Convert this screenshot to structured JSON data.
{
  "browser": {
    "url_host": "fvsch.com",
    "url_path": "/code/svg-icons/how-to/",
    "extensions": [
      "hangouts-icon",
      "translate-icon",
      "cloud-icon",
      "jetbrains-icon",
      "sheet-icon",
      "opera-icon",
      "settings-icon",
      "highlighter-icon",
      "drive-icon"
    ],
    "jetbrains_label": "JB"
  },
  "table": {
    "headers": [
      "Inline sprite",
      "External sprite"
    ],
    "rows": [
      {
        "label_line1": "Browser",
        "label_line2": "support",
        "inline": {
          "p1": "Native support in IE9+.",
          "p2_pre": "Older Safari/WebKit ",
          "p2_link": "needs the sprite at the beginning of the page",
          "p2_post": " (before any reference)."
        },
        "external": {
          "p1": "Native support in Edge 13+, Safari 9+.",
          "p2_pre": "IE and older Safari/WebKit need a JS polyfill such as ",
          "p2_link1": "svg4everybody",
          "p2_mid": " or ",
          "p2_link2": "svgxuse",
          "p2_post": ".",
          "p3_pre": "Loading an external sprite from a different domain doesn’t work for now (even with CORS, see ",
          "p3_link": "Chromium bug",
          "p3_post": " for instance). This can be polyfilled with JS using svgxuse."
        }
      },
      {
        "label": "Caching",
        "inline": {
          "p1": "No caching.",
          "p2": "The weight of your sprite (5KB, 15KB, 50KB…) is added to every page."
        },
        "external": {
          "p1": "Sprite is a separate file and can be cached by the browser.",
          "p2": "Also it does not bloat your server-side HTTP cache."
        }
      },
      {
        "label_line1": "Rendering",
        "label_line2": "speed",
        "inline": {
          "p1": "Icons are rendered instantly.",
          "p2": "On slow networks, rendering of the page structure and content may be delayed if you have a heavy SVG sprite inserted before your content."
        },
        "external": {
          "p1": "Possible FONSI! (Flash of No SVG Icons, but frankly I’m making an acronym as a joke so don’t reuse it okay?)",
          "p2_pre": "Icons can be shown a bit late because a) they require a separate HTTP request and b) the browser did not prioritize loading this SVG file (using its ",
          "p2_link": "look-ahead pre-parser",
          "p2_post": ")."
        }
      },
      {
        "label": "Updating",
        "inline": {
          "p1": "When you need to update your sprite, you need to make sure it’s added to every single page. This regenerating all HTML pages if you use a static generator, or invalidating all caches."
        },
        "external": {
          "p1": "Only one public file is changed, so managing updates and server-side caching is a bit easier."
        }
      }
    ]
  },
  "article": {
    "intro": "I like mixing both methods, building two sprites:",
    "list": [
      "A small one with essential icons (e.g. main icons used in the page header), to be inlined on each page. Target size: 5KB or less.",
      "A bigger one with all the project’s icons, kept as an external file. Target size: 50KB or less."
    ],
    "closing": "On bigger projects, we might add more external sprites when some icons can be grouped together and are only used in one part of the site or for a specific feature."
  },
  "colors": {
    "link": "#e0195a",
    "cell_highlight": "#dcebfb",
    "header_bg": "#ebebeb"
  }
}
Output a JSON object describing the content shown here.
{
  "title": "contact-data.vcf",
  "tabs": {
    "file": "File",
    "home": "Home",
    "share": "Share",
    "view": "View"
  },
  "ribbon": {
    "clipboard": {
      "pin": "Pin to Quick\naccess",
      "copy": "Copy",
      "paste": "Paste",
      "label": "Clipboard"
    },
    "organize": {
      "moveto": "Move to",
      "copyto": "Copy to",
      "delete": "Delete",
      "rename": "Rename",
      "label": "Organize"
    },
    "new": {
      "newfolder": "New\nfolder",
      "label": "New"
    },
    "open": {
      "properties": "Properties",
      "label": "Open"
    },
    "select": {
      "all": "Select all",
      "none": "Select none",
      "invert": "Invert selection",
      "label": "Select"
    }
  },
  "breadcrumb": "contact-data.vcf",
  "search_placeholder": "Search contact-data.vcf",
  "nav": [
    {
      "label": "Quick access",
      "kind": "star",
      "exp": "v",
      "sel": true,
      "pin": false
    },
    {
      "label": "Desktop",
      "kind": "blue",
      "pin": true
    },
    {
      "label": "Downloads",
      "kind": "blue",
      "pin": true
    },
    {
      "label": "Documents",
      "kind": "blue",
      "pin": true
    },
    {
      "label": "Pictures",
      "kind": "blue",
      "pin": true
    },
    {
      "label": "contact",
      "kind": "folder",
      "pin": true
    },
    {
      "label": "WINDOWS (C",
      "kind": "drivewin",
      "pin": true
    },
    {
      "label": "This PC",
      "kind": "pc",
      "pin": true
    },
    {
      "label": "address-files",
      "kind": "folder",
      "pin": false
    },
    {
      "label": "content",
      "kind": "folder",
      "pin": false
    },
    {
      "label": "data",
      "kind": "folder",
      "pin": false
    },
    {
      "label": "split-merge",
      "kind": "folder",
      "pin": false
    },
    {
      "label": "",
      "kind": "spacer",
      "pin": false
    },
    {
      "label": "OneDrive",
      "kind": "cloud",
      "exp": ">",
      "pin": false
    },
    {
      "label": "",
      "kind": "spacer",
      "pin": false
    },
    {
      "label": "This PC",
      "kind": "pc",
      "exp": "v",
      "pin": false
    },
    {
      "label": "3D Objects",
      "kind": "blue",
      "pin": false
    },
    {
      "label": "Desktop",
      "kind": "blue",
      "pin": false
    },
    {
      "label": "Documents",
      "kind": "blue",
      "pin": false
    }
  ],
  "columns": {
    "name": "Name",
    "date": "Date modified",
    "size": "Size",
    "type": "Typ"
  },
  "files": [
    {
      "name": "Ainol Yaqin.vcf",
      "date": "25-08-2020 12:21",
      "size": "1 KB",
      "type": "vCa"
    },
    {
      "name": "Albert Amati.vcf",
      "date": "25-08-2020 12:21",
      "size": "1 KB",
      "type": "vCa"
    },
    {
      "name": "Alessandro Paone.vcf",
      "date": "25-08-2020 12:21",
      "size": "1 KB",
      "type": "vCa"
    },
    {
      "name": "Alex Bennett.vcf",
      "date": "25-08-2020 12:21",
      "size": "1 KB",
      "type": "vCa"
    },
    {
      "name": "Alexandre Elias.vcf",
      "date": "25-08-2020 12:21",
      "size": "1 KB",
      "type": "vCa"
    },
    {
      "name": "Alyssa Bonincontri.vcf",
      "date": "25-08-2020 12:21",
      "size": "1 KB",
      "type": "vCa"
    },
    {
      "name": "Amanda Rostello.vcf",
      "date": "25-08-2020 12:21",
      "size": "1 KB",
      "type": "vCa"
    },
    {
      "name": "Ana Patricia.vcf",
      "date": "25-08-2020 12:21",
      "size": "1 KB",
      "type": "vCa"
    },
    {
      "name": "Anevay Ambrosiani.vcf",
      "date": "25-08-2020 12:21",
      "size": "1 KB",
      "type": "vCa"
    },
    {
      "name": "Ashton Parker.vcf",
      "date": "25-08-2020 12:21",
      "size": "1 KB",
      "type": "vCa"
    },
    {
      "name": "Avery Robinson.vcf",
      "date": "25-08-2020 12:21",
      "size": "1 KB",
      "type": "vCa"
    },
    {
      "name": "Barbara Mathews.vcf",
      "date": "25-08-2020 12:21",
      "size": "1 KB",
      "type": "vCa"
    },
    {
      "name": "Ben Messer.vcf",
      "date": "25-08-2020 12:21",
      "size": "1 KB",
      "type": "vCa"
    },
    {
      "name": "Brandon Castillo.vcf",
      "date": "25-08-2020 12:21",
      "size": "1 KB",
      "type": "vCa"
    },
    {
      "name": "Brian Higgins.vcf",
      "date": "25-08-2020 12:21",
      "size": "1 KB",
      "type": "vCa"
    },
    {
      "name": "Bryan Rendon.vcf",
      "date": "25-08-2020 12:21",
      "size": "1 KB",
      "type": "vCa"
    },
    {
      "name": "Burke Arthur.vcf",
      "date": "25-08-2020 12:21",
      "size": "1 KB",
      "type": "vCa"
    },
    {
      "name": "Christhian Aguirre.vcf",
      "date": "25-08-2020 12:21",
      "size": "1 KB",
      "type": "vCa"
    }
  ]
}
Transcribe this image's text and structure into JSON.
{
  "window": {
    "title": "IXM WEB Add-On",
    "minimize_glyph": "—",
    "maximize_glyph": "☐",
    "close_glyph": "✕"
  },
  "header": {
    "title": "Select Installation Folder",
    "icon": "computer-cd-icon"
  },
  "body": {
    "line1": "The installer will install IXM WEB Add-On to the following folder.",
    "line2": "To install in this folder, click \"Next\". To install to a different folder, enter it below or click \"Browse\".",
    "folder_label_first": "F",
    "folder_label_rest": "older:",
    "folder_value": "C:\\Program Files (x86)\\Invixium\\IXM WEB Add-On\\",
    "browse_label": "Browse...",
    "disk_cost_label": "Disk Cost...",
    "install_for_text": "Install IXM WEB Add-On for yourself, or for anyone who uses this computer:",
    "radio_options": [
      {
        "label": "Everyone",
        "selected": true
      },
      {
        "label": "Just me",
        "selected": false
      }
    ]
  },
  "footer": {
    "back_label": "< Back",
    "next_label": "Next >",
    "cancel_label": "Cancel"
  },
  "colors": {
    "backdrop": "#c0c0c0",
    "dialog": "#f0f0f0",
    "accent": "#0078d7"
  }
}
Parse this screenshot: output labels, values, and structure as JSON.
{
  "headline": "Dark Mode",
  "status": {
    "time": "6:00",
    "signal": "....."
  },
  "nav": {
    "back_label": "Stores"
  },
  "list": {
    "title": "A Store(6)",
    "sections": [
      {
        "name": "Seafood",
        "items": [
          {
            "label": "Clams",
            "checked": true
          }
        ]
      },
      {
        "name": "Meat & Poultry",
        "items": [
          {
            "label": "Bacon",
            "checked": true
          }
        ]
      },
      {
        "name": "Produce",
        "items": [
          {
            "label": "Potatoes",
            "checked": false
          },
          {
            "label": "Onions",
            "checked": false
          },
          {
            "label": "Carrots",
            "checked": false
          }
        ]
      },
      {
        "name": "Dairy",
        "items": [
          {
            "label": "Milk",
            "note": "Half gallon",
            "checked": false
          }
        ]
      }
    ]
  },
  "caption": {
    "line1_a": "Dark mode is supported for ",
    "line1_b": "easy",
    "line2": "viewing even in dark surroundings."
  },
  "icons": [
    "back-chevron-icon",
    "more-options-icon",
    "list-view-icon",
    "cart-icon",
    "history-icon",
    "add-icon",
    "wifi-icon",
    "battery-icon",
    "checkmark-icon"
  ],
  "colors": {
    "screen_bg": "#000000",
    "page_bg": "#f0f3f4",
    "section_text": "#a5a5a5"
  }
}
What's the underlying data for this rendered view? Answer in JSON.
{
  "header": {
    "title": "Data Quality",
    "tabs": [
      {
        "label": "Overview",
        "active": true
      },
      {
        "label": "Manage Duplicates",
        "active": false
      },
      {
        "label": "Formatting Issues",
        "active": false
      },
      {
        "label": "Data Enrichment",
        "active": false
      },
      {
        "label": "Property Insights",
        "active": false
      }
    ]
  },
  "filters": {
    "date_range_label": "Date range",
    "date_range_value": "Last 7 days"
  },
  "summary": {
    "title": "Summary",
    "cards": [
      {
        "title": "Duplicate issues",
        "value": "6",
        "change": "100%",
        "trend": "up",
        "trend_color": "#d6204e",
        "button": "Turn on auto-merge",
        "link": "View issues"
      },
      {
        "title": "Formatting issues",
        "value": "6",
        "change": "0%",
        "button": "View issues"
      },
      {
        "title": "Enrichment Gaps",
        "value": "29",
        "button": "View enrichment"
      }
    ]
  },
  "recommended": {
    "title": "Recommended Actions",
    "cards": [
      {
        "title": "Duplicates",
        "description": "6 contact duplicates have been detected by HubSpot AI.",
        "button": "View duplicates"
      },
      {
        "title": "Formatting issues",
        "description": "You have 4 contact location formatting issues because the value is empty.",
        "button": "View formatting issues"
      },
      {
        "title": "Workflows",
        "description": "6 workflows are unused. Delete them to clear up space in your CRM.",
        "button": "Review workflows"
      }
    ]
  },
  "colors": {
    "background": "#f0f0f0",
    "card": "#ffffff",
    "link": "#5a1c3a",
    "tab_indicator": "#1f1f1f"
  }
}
::::::
### Prompt
In the data above, count the lines where the word "even" appears; reply with the number only.

### Task solution
2